Do this.
Of all the lines in this data, how many include "小桥流水人家"? Respond with the number only.

────────────────

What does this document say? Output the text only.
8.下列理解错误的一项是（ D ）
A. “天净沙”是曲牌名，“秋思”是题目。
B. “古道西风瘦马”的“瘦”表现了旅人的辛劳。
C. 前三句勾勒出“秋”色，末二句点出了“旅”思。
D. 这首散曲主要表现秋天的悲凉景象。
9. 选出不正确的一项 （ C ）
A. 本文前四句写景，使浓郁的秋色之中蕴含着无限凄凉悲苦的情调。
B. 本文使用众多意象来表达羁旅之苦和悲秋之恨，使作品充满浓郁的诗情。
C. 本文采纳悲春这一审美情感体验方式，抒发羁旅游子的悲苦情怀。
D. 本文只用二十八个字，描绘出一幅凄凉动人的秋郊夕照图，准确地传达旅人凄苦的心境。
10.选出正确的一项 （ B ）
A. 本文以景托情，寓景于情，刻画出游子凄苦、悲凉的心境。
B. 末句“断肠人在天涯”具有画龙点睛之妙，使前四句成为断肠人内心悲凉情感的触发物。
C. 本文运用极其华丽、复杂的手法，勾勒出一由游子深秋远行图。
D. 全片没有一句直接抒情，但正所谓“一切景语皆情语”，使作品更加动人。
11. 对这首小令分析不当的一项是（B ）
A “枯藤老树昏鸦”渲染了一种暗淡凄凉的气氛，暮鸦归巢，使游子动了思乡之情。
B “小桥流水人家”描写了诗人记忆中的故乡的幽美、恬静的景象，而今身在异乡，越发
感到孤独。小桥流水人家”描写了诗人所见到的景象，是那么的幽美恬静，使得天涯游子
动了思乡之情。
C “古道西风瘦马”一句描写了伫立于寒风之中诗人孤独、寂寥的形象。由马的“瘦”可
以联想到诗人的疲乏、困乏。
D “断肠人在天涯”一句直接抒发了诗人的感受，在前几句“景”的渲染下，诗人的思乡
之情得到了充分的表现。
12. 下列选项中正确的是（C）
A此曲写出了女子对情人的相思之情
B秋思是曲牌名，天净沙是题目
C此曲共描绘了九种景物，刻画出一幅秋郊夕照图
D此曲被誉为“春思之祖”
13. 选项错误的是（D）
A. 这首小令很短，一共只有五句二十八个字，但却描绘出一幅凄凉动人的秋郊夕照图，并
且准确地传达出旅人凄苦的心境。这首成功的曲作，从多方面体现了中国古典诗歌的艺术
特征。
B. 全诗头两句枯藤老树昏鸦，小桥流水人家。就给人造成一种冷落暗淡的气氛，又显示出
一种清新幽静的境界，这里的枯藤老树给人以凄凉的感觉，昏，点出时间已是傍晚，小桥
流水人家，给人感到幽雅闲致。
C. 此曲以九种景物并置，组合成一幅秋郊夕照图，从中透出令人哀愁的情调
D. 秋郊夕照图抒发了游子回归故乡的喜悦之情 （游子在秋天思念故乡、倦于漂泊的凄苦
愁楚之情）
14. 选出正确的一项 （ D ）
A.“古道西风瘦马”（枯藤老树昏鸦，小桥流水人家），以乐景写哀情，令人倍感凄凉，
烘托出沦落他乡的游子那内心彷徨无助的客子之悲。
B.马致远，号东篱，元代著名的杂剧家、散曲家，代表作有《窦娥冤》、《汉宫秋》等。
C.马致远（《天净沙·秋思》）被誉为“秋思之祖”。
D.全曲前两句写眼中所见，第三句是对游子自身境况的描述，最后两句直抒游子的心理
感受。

────────────────

Expected output.
4